Stated exercise: In full and without alteration, repeat the material.

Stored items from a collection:
▼▼▼
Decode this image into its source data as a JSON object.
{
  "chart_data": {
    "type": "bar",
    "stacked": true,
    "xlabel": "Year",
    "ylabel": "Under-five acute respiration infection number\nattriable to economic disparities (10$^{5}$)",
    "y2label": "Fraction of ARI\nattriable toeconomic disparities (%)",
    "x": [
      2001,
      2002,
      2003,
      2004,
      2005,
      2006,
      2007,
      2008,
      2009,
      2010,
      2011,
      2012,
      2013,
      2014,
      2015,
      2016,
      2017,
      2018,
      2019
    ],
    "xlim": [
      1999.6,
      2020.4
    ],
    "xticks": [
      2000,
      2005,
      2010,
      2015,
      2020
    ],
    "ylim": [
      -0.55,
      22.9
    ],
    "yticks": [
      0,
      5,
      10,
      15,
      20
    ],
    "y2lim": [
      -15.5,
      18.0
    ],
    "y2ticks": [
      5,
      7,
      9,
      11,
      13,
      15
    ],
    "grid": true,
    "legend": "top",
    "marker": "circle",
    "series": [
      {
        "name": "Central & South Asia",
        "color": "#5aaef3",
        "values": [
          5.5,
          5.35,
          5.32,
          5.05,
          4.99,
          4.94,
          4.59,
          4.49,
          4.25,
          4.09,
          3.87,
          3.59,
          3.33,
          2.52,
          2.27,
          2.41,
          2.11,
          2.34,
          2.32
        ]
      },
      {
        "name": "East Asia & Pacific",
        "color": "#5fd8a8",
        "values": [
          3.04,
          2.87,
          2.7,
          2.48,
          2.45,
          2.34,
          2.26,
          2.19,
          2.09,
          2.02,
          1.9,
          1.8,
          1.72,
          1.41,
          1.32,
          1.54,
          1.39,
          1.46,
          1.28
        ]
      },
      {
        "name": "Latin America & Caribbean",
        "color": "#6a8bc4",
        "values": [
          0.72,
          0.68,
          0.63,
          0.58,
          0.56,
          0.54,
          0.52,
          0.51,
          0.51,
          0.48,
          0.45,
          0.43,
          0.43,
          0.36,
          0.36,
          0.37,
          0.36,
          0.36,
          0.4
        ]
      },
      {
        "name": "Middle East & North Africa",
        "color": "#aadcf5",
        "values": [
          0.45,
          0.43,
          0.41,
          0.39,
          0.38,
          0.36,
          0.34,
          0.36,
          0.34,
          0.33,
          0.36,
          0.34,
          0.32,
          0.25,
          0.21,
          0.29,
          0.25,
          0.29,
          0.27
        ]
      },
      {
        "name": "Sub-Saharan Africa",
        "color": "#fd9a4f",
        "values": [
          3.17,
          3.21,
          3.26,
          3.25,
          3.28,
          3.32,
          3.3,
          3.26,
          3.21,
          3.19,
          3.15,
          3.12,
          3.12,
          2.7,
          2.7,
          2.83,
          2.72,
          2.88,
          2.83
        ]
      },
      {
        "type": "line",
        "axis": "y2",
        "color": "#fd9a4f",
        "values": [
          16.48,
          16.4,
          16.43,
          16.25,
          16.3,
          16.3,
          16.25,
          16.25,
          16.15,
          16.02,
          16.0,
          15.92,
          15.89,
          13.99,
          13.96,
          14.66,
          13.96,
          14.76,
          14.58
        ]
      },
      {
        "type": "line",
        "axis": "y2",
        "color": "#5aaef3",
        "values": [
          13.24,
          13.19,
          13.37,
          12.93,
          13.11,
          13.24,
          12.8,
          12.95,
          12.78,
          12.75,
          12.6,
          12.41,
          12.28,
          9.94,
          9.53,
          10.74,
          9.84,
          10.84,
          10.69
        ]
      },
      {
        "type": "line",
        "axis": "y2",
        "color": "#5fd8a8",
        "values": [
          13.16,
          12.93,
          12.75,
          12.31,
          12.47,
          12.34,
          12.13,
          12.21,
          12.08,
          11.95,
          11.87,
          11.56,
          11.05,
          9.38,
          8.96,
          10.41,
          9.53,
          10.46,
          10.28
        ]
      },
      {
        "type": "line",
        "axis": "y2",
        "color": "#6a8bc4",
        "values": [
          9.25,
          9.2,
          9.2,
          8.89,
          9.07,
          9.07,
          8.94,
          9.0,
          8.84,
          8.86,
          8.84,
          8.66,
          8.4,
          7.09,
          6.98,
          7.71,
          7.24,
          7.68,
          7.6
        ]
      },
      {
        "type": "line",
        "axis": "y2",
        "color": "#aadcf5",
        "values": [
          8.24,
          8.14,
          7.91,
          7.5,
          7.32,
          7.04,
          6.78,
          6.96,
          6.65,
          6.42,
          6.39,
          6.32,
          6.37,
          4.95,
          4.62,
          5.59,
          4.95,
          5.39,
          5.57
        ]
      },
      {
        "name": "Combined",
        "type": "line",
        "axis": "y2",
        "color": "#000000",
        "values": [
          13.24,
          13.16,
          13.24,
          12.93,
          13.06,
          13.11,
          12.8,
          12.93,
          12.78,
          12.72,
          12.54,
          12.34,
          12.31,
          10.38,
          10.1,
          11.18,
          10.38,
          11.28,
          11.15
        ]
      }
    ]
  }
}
▲▲▲
Solution for this task:
Decode this image into its source data as a JSON object.
{
  "chart_data": {
    "type": "bar",
    "stacked": true,
    "xlabel": "Year",
    "ylabel": "Under-five acute respiration infection number\nattriable to economic disparities (10$^{5}$)",
    "y2label": "Fraction of ARI\nattriable toeconomic disparities (%)",
    "x": [
      2001,
      2002,
      2003,
      2004,
      2005,
      2006,
      2007,
      2008,
      2009,
      2010,
      2011,
      2012,
      2013,
      2014,
      2015,
      2016,
      2017,
      2018,
      2019
    ],
    "xlim": [
      1999.6,
      2020.4
    ],
    "xticks": [
      2000,
      2005,
      2010,
      2015,
      2020
    ],
    "ylim": [
      -0.55,
      22.9
    ],
    "yticks": [
      0,
      5,
      10,
      15,
      20
    ],
    "y2lim": [
      -15.5,
      18.0
    ],
    "y2ticks": [
      5,
      7,
      9,
      11,
      13,
      15
    ],
    "grid": true,
    "legend": "top",
    "marker": "circle",
    "series": [
      {
        "name": "Central & South Asia",
        "color": "#5aaef3",
        "values": [
          5.5,
          5.35,
          5.32,
          5.05,
          4.99,
          4.94,
          4.59,
          4.49,
          4.25,
          4.09,
          3.87,
          3.59,
          3.33,
          2.52,
          2.27,
          2.41,
          2.11,
          2.34,
          2.32
        ]
      },
      {
        "name": "East Asia & Pacific",
        "color": "#5fd8a8",
        "values": [
          3.04,
          2.87,
          2.7,
          2.48,
          2.45,
          2.34,
          2.26,
          2.19,
          2.09,
          2.02,
          1.9,
          1.8,
          1.72,
          1.41,
          1.32,
          1.54,
          1.39,
          1.46,
          1.28
        ]
      },
      {
        "name": "Latin America & Caribbean",
        "color": "#6a8bc4",
        "values": [
          0.72,
          0.68,
          0.63,
          0.58,
          0.56,
          0.54,
          0.52,
          0.51,
          0.51,
          0.48,
          0.45,
          0.43,
          0.43,
          0.36,
          0.36,
          0.37,
          0.36,
          0.36,
          0.4
        ]
      },
      {
        "name": "Middle East & North Africa",
        "color": "#aadcf5",
        "values": [
          0.45,
          0.43,
          0.41,
          0.39,
          0.38,
          0.36,
          0.34,
          0.36,
          0.34,
          0.33,
          0.36,
          0.34,
          0.32,
          0.25,
          0.21,
          0.29,
          0.25,
          0.29,
          0.27
        ]
      },
      {
        "name": "Sub-Saharan Africa",
        "color": "#fd9a4f",
        "values": [
          3.17,
          3.21,
          3.26,
          3.25,
          3.28,
          3.32,
          3.3,
          3.26,
          3.21,
          3.19,
          3.15,
          3.12,
          3.12,
          2.7,
          2.7,
          2.83,
          2.72,
          2.88,
          2.83
        ]
      },
      {
        "type": "line",
        "axis": "y2",
        "color": "#fd9a4f",
        "values": [
          16.48,
          16.4,
          16.43,
          16.25,
          16.3,
          16.3,
          16.25,
          16.25,
          16.15,
          16.02,
          16.0,
          15.92,
          15.89,
          13.99,
          13.96,
          14.66,
          13.96,
          14.76,
          14.58
        ]
      },
      {
        "type": "line",
        "axis": "y2",
        "color": "#5aaef3",
        "values": [
          13.24,
          13.19,
          13.37,
          12.93,
          13.11,
          13.24,
          12.8,
          12.95,
          12.78,
          12.75,
          12.6,
          12.41,
          12.28,
          9.94,
          9.53,
          10.74,
          9.84,
          10.84,
          10.69
        ]
      },
      {
        "type": "line",
        "axis": "y2",
        "color": "#5fd8a8",
        "values": [
          13.16,
          12.93,
          12.75,
          12.31,
          12.47,
          12.34,
          12.13,
          12.21,
          12.08,
          11.95,
          11.87,
          11.56,
          11.05,
          9.38,
          8.96,
          10.41,
          9.53,
          10.46,
          10.28
        ]
      },
      {
        "type": "line",
        "axis": "y2",
        "color": "#6a8bc4",
        "values": [
          9.25,
          9.2,
          9.2,
          8.89,
          9.07,
          9.07,
          8.94,
          9.0,
          8.84,
          8.86,
          8.84,
          8.66,
          8.4,
          7.09,
          6.98,
          7.71,
          7.24,
          7.68,
          7.6
        ]
      },
      {
        "type": "line",
        "axis": "y2",
        "color": "#aadcf5",
        "values": [
          8.24,
          8.14,
          7.91,
          7.5,
          7.32,
          7.04,
          6.78,
          6.96,
          6.65,
          6.42,
          6.39,
          6.32,
          6.37,
          4.95,
          4.62,
          5.59,
          4.95,
          5.39,
          5.57
        ]
      },
      {
        "name": "Combined",
        "type": "line",
        "axis": "y2",
        "color": "#000000",
        "values": [
          13.24,
          13.16,
          13.24,
          12.93,
          13.06,
          13.11,
          12.8,
          12.93,
          12.78,
          12.72,
          12.54,
          12.34,
          12.31,
          10.38,
          10.1,
          11.18,
          10.38,
          11.28,
          11.15
        ]
      }
    ]
  }
}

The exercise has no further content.